▸ **Problem description**
Exactly reproduce the lines that follow.

▸ **Recorded information**
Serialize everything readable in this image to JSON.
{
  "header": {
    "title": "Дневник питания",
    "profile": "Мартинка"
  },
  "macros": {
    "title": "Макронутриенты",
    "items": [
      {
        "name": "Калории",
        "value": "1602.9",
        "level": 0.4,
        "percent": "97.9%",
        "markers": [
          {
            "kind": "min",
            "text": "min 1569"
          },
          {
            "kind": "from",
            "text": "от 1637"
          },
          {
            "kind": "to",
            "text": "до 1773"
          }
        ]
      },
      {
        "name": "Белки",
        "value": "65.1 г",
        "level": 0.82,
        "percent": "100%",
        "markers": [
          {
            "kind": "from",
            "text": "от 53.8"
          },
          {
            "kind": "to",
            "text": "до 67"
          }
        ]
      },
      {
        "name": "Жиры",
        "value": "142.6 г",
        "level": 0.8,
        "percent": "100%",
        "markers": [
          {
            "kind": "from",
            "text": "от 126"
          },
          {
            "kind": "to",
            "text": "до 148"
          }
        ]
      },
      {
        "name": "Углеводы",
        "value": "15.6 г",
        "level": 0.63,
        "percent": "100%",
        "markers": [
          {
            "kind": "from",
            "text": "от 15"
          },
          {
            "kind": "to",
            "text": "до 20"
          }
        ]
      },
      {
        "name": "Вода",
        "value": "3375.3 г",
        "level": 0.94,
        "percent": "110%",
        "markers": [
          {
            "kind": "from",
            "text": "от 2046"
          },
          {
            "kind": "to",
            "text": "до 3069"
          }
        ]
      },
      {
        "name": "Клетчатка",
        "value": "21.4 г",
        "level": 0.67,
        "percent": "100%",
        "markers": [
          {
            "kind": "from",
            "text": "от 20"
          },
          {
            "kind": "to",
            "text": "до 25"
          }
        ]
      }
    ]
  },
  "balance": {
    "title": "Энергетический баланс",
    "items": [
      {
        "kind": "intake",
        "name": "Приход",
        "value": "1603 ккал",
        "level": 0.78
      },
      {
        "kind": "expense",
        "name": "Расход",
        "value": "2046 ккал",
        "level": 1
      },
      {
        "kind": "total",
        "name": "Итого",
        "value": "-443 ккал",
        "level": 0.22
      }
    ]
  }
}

▸ **Exercise answer**
Serialize everything readable in this image to JSON.
{
  "header": {
    "title": "Дневник питания",
    "profile": "Мартинка"
  },
  "macros": {
    "title": "Макронутриенты",
    "items": [
      {
        "name": "Калории",
        "value": "1602.9",
        "level": 0.4,
        "percent": "97.9%",
        "markers": [
          {
            "kind": "min",
            "text": "min 1569"
          },
          {
            "kind": "from",
            "text": "от 1637"
          },
          {
            "kind": "to",
            "text": "до 1773"
          }
        ]
      },
      {
        "name": "Белки",
        "value": "65.1 г",
        "level": 0.82,
        "percent": "100%",
        "markers": [
          {
            "kind": "from",
            "text": "от 53.8"
          },
          {
            "kind": "to",
            "text": "до 67"
          }
        ]
      },
      {
        "name": "Жиры",
        "value": "142.6 г",
        "level": 0.8,
        "percent": "100%",
        "markers": [
          {
            "kind": "from",
            "text": "от 126"
          },
          {
            "kind": "to",
            "text": "до 148"
          }
        ]
      },
      {
        "name": "Углеводы",
        "value": "15.6 г",
        "level": 0.63,
        "percent": "100%",
        "markers": [
          {
            "kind": "from",
            "text": "от 15"
          },
          {
            "kind": "to",
            "text": "до 20"
          }
        ]
      },
      {
        "name": "Вода",
        "value": "3375.3 г",
        "level": 0.94,
        "percent": "110%",
        "markers": [
          {
            "kind": "from",
            "text": "от 2046"
          },
          {
            "kind": "to",
            "text": "до 3069"
          }
        ]
      },
      {
        "name": "Клетчатка",
        "value": "21.4 г",
        "level": 0.67,
        "percent": "100%",
        "markers": [
          {
            "kind": "from",
            "text": "от 20"
          },
          {
            "kind": "to",
            "text": "до 25"
          }
        ]
      }
    ]
  },
  "balance": {
    "title": "Энергетический баланс",
    "items": [
      {
        "kind": "intake",
        "name": "Приход",
        "value": "1603 ккал",
        "level": 0.78
      },
      {
        "kind": "expense",
        "name": "Расход",
        "value": "2046 ккал",
        "level": 1
      },
      {
        "kind": "total",
        "name": "Итого",
        "value": "-443 ккал",
        "level": 0.22
      }
    ]
  }
}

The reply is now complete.